** begin Dataset records **
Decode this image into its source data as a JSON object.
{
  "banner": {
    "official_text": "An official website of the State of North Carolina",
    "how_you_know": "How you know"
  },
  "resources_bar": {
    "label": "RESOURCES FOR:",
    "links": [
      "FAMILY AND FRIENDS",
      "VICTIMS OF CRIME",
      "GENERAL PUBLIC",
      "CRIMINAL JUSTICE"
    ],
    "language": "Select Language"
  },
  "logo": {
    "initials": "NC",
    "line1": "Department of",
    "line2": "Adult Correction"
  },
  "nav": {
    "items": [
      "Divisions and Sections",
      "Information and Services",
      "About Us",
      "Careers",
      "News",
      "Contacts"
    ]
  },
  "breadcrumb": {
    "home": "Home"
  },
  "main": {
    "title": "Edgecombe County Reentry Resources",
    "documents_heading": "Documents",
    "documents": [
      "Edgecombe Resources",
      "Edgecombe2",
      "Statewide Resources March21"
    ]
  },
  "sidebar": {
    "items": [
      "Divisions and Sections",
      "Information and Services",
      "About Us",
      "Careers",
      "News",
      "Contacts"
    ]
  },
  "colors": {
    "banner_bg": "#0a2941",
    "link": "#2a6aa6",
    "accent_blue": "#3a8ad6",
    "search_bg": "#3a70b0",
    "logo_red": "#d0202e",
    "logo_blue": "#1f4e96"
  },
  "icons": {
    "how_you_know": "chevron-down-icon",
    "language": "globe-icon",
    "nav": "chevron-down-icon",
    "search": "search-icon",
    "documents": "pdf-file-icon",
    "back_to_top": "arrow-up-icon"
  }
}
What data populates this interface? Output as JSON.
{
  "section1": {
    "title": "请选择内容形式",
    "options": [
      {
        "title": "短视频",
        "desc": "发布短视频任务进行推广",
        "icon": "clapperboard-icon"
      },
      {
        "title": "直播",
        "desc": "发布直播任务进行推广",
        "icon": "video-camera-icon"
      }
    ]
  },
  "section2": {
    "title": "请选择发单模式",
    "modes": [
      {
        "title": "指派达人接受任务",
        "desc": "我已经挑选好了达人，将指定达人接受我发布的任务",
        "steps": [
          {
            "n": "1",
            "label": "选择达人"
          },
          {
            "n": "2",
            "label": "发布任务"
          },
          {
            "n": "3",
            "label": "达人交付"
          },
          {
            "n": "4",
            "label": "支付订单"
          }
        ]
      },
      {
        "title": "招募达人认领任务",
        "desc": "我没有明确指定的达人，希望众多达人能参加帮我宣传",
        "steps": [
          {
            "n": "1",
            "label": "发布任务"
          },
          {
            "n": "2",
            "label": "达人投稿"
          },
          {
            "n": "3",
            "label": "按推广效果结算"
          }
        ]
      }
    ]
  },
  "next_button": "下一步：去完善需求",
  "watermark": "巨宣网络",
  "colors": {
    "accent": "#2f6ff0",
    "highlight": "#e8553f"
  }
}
** end Dataset records **
* _Short task_: Type out the material again exactly as presented.

* _Solution_:
Decode this image into its source data as a JSON object.
{
  "banner": {
    "official_text": "An official website of the State of North Carolina",
    "how_you_know": "How you know"
  },
  "resources_bar": {
    "label": "RESOURCES FOR:",
    "links": [
      "FAMILY AND FRIENDS",
      "VICTIMS OF CRIME",
      "GENERAL PUBLIC",
      "CRIMINAL JUSTICE"
    ],
    "language": "Select Language"
  },
  "logo": {
    "initials": "NC",
    "line1": "Department of",
    "line2": "Adult Correction"
  },
  "nav": {
    "items": [
      "Divisions and Sections",
      "Information and Services",
      "About Us",
      "Careers",
      "News",
      "Contacts"
    ]
  },
  "breadcrumb": {
    "home": "Home"
  },
  "main": {
    "title": "Edgecombe County Reentry Resources",
    "documents_heading": "Documents",
    "documents": [
      "Edgecombe Resources",
      "Edgecombe2",
      "Statewide Resources March21"
    ]
  },
  "sidebar": {
    "items": [
      "Divisions and Sections",
      "Information and Services",
      "About Us",
      "Careers",
      "News",
      "Contacts"
    ]
  },
  "colors": {
    "banner_bg": "#0a2941",
    "link": "#2a6aa6",
    "accent_blue": "#3a8ad6",
    "search_bg": "#3a70b0",
    "logo_red": "#d0202e",
    "logo_blue": "#1f4e96"
  },
  "icons": {
    "how_you_know": "chevron-down-icon",
    "language": "globe-icon",
    "nav": "chevron-down-icon",
    "search": "search-icon",
    "documents": "pdf-file-icon",
    "back_to_top": "arrow-up-icon"
  }
}
What data populates this interface? Output as JSON.
{
  "section1": {
    "title": "请选择内容形式",
    "options": [
      {
        "title": "短视频",
        "desc": "发布短视频任务进行推广",
        "icon": "clapperboard-icon"
      },
      {
        "title": "直播",
        "desc": "发布直播任务进行推广",
        "icon": "video-camera-icon"
      }
    ]
  },
  "section2": {
    "title": "请选择发单模式",
    "modes": [
      {
        "title": "指派达人接受任务",
        "desc": "我已经挑选好了达人，将指定达人接受我发布的任务",
        "steps": [
          {
            "n": "1",
            "label": "选择达人"
          },
          {
            "n": "2",
            "label": "发布任务"
          },
          {
            "n": "3",
            "label": "达人交付"
          },
          {
            "n": "4",
            "label": "支付订单"
          }
        ]
      },
      {
        "title": "招募达人认领任务",
        "desc": "我没有明确指定的达人，希望众多达人能参加帮我宣传",
        "steps": [
          {
            "n": "1",
            "label": "发布任务"
          },
          {
            "n": "2",
            "label": "达人投稿"
          },
          {
            "n": "3",
            "label": "按推广效果结算"
          }
        ]
      }
    ]
  },
  "next_button": "下一步：去完善需求",
  "watermark": "巨宣网络",
  "colors": {
    "accent": "#2f6ff0",
    "highlight": "#e8553f"
  }
}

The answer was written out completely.